### Requirement
Where a line in the listing below contains the word "under", copy that line.

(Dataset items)
····················
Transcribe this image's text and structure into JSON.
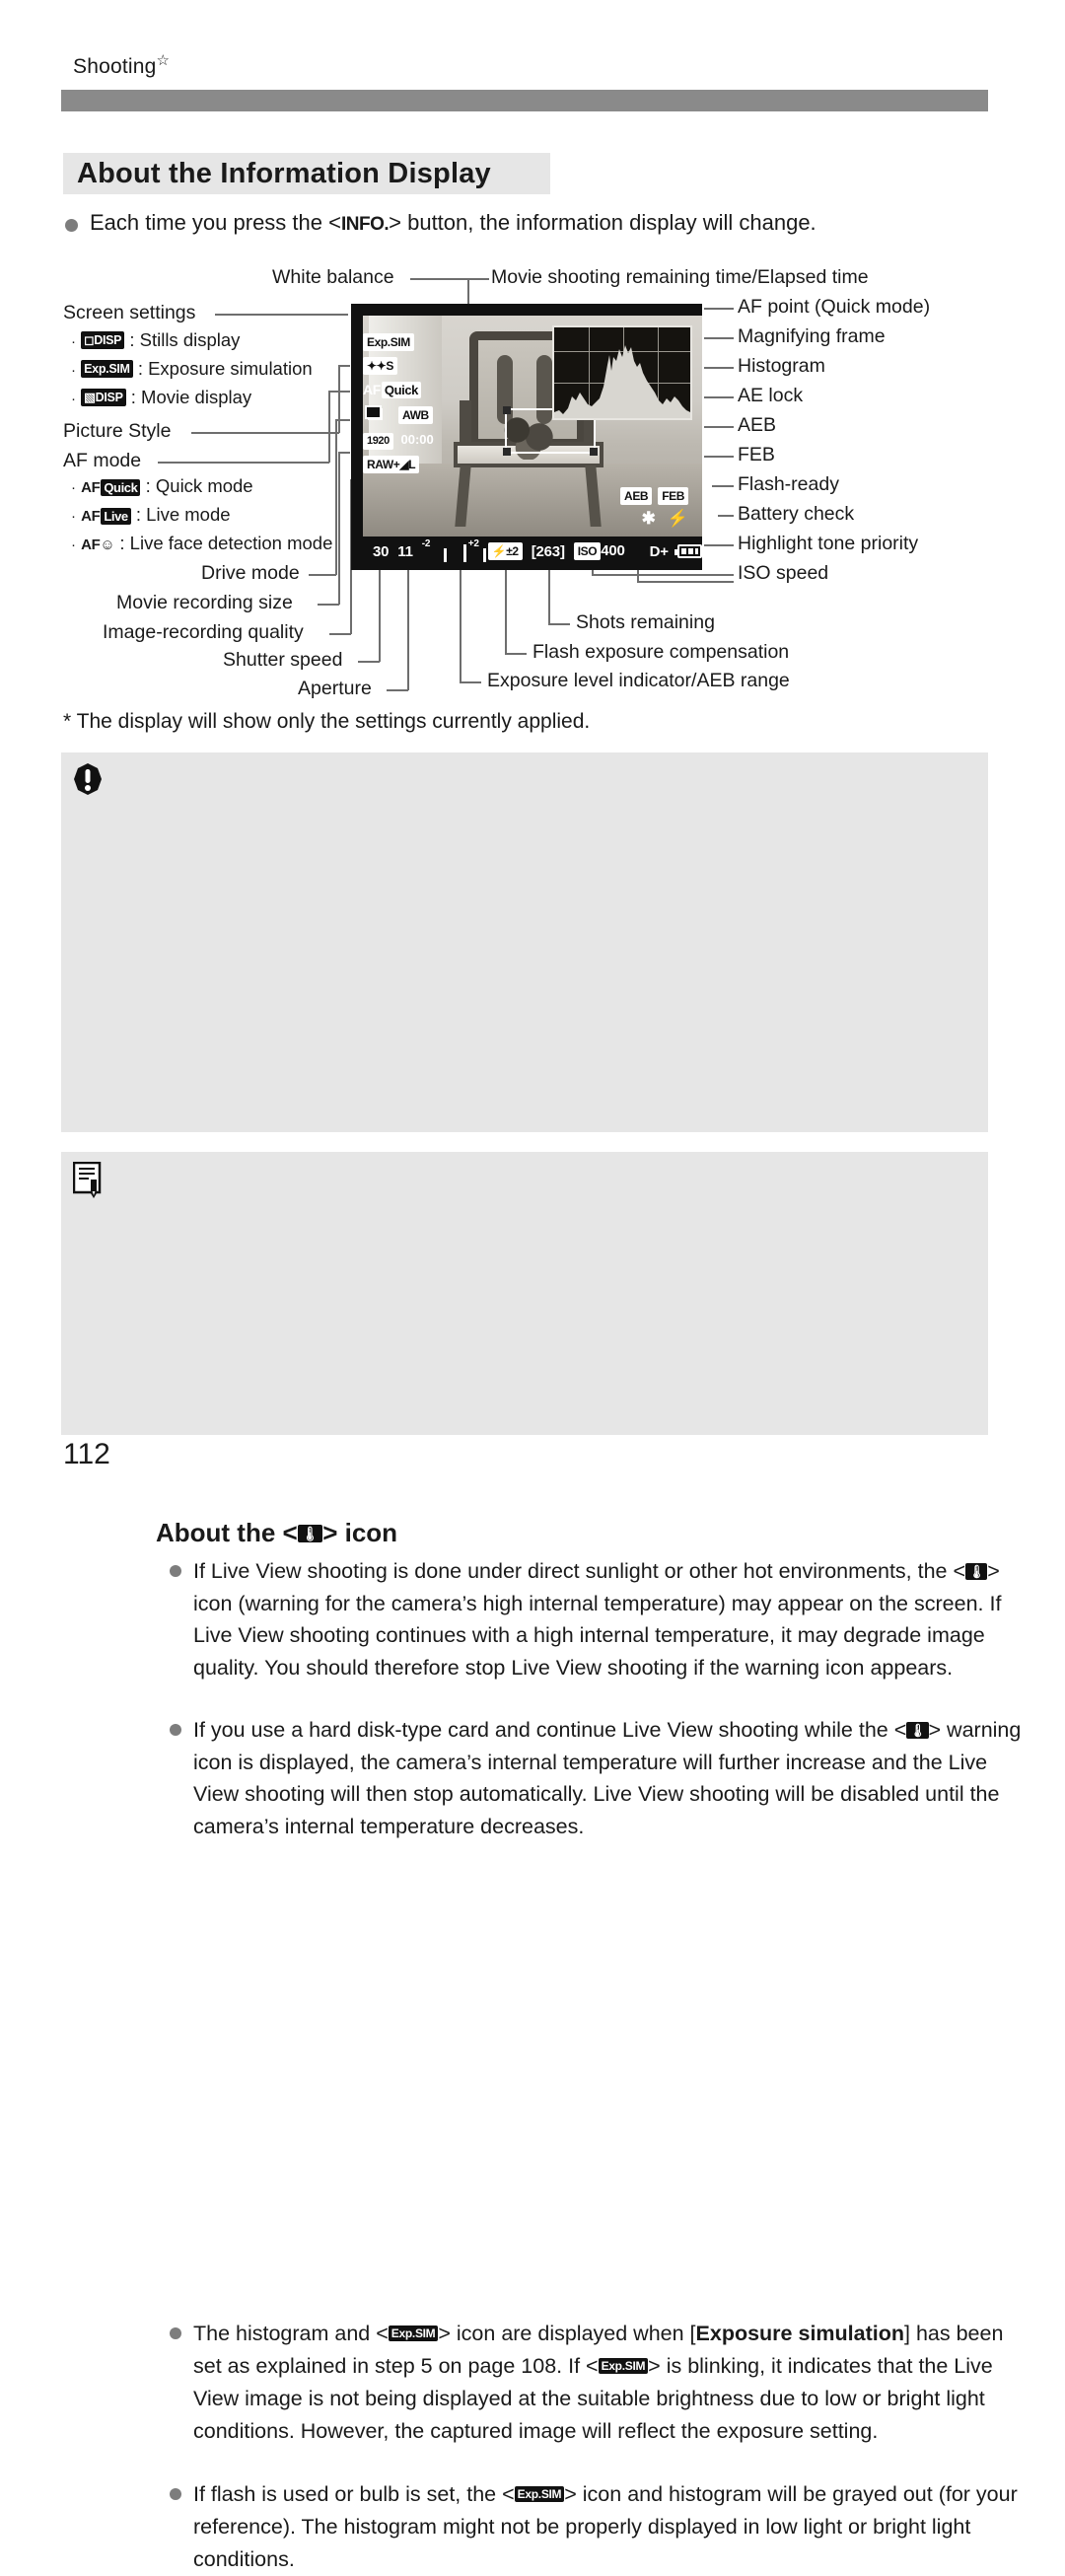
{
  "running_head": {
    "text": "Shooting",
    "star": "☆"
  },
  "section": {
    "title": "About the Information Display"
  },
  "intro": {
    "before": "Each time you press the <",
    "icon": "INFO.",
    "after": "> button, the information display will change."
  },
  "diagram": {
    "labels_top": [
      {
        "key": "white_balance",
        "text": "White balance"
      },
      {
        "key": "movie_time",
        "text": "Movie shooting remaining time/Elapsed time"
      }
    ],
    "labels_left": [
      {
        "key": "screen_settings",
        "text": "Screen settings"
      },
      {
        "key": "picture_style",
        "text": "Picture Style"
      },
      {
        "key": "af_mode",
        "text": "AF mode"
      },
      {
        "key": "drive_mode",
        "text": "Drive mode"
      },
      {
        "key": "movie_rec_size",
        "text": "Movie recording size"
      },
      {
        "key": "image_quality",
        "text": "Image-recording quality"
      },
      {
        "key": "shutter_speed",
        "text": "Shutter speed"
      },
      {
        "key": "aperture",
        "text": "Aperture"
      }
    ],
    "screen_settings_items": [
      {
        "icon": "DISP",
        "icon_prefix": "camera",
        "text": ": Stills display"
      },
      {
        "icon": "Exp.SIM",
        "icon_prefix": "",
        "text": ": Exposure simulation"
      },
      {
        "icon": "DISP",
        "icon_prefix": "movie",
        "text": ": Movie display"
      }
    ],
    "af_mode_items": [
      {
        "icon": "Quick",
        "text": ": Quick mode"
      },
      {
        "icon": "Live",
        "text": ": Live mode"
      },
      {
        "icon": "face",
        "text": ": Live face detection mode"
      }
    ],
    "labels_right": [
      {
        "key": "af_point",
        "text": "AF point (Quick mode)"
      },
      {
        "key": "magnifying_frame",
        "text": "Magnifying frame"
      },
      {
        "key": "histogram",
        "text": "Histogram"
      },
      {
        "key": "ae_lock",
        "text": "AE lock"
      },
      {
        "key": "aeb",
        "text": "AEB"
      },
      {
        "key": "feb",
        "text": "FEB"
      },
      {
        "key": "flash_ready",
        "text": "Flash-ready"
      },
      {
        "key": "battery_check",
        "text": "Battery check"
      },
      {
        "key": "highlight_tone",
        "text": "Highlight tone priority"
      },
      {
        "key": "iso_speed",
        "text": "ISO speed"
      }
    ],
    "labels_bottom": [
      {
        "key": "shots_remaining",
        "text": "Shots remaining"
      },
      {
        "key": "flash_exp_comp",
        "text": "Flash exposure compensation"
      },
      {
        "key": "exposure_level",
        "text": "Exposure level indicator/AEB range"
      }
    ]
  },
  "lcd": {
    "exp_sim": "Exp.SIM",
    "picture_style": "S",
    "af_mode": "Quick",
    "af_prefix": "AF",
    "white_balance": "AWB",
    "movie_size": "1920",
    "movie_time": "00:00",
    "quality": "RAW+",
    "quality_size": "L",
    "shutter_speed": "30",
    "aperture": "11",
    "exp_scale_left": "-2",
    "exp_scale_mid": "1",
    "exp_scale_right": "+2",
    "flash_comp": "±2",
    "shots_remaining": "[263]",
    "iso_label": "ISO",
    "iso_value": "400",
    "highlight_tone": "D+",
    "aeb": "AEB",
    "feb": "FEB",
    "ae_lock": "✱",
    "flash_ready": "⚡"
  },
  "footnote": {
    "text": "* The display will show only the settings currently applied."
  },
  "caution": {
    "title_before": "About the <",
    "title_icon": "temperature-warning",
    "title_after": "> icon",
    "items": [
      "If Live View shooting is done under direct sunlight or other hot environments, the < ■ > icon (warning for the camera’s high internal temperature) may appear on the screen. If Live View shooting continues with a high internal temperature, it may degrade image quality. You should therefore stop Live View shooting if the warning icon appears.",
      "If you use a hard disk-type card and continue Live View shooting while the < ■ > warning icon is displayed, the camera’s internal temperature will further increase and the Live View shooting will then stop automatically. Live View shooting will be disabled until the camera’s internal temperature decreases."
    ],
    "item1_parts": {
      "p1": "If Live View shooting is done under direct sunlight or other hot environments, the <",
      "p2": "> icon (warning for the camera’s high internal temperature) may appear on the screen. If Live View shooting continues with a high internal temperature, it may degrade image quality. You should therefore stop Live View shooting if the warning icon appears."
    },
    "item2_parts": {
      "p1": "If you use a hard disk-type card and continue Live View shooting while the <",
      "p2": "> warning icon is displayed, the camera’s internal temperature will further increase and the Live View shooting will then stop automatically. Live View shooting will be disabled until the camera’s internal temperature decreases."
    }
  },
  "note": {
    "item1_parts": {
      "p1": "The histogram and <",
      "p2": "> icon are displayed when [",
      "bold1": "Exposure simulation",
      "p3": "] has been set as explained in step 5 on page 108. If <",
      "p4": "> is blinking, it indicates that the Live View image is not being displayed at the suitable brightness due to low or bright light conditions. However, the captured image will reflect the exposure setting."
    },
    "item2_parts": {
      "p1": "If flash is used or bulb is set, the <",
      "p2": "> icon and histogram will be grayed out (for your reference). The histogram might not be properly displayed in low light or bright light conditions."
    },
    "icon_label": "Exp.SIM"
  },
  "page_number": "112",
  "colors": {
    "rule": "#8a8a8a",
    "panel": "#e6e6e6",
    "bullet": "#7d7d7d",
    "leader": "#6e6e6e",
    "lcd_bg": "#111111"
  }
}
····················
### Reply to the exercise
      "If Live View shooting is done under direct sunlight or other hot environments, the < ■ > icon (warning for the camera’s high internal temperature) may appear on the screen. If Live View shooting continues with a high internal temperature, it may degrade image quality. You should therefore stop Live View shooting if the warning icon appears.",
      "p1": "If Live View shooting is done under direct sunlight or other hot environments, the <",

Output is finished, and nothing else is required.